| EXERCISE AIM |
In full and without error, repeat the entries below.

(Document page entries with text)

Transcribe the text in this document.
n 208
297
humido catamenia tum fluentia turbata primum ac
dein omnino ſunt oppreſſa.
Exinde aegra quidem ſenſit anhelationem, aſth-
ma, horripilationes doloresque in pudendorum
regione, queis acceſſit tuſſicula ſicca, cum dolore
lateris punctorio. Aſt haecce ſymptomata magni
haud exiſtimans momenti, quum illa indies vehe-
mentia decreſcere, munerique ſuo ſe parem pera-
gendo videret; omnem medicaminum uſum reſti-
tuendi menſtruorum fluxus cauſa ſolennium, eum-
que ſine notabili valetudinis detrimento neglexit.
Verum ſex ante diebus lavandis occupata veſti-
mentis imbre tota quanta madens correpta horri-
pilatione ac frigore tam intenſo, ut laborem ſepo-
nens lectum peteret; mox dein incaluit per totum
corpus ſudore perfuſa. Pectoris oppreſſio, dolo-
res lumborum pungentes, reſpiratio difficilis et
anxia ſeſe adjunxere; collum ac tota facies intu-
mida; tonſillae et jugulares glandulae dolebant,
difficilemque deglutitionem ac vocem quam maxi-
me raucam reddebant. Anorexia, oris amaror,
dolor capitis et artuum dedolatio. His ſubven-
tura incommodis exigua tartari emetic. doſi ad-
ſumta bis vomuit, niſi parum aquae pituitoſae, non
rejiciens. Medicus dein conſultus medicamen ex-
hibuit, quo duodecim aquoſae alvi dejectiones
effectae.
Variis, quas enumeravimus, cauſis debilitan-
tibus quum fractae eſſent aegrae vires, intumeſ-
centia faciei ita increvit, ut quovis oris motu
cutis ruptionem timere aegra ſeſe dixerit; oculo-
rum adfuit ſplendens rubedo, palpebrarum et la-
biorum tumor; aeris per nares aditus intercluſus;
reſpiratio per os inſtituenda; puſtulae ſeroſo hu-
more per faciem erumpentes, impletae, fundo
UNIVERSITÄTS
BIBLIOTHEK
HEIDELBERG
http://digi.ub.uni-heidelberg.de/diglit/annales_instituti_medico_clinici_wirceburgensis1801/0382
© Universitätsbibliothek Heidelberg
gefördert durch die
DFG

| SOLUTION TO THE PROBLEM |
Transcribe the text in this document.
n 208
297
humido catamenia tum fluentia turbata primum ac
dein omnino ſunt oppreſſa.
Exinde aegra quidem ſenſit anhelationem, aſth-
ma, horripilationes doloresque in pudendorum
regione, queis acceſſit tuſſicula ſicca, cum dolore
lateris punctorio. Aſt haecce ſymptomata magni
haud exiſtimans momenti, quum illa indies vehe-
mentia decreſcere, munerique ſuo ſe parem pera-
gendo videret; omnem medicaminum uſum reſti-
tuendi menſtruorum fluxus cauſa ſolennium, eum-
que ſine notabili valetudinis detrimento neglexit.
Verum ſex ante diebus lavandis occupata veſti-
mentis imbre tota quanta madens correpta horri-
pilatione ac frigore tam intenſo, ut laborem ſepo-
nens lectum peteret; mox dein incaluit per totum
corpus ſudore perfuſa. Pectoris oppreſſio, dolo-
res lumborum pungentes, reſpiratio difficilis et
anxia ſeſe adjunxere; collum ac tota facies intu-
mida; tonſillae et jugulares glandulae dolebant,
difficilemque deglutitionem ac vocem quam maxi-
me raucam reddebant. Anorexia, oris amaror,
dolor capitis et artuum dedolatio. His ſubven-
tura incommodis exigua tartari emetic. doſi ad-
ſumta bis vomuit, niſi parum aquae pituitoſae, non
rejiciens. Medicus dein conſultus medicamen ex-
hibuit, quo duodecim aquoſae alvi dejectiones
effectae.
Variis, quas enumeravimus, cauſis debilitan-
tibus quum fractae eſſent aegrae vires, intumeſ-
centia faciei ita increvit, ut quovis oris motu
cutis ruptionem timere aegra ſeſe dixerit; oculo-
rum adfuit ſplendens rubedo, palpebrarum et la-
biorum tumor; aeris per nares aditus intercluſus;
reſpiratio per os inſtituenda; puſtulae ſeroſo hu-
more per faciem erumpentes, impletae, fundo
UNIVERSITÄTS
BIBLIOTHEK
HEIDELBERG
http://digi.ub.uni-heidelberg.de/diglit/annales_instituti_medico_clinici_wirceburgensis1801/0382
© Universitätsbibliothek Heidelberg
gefördert durch die
DFG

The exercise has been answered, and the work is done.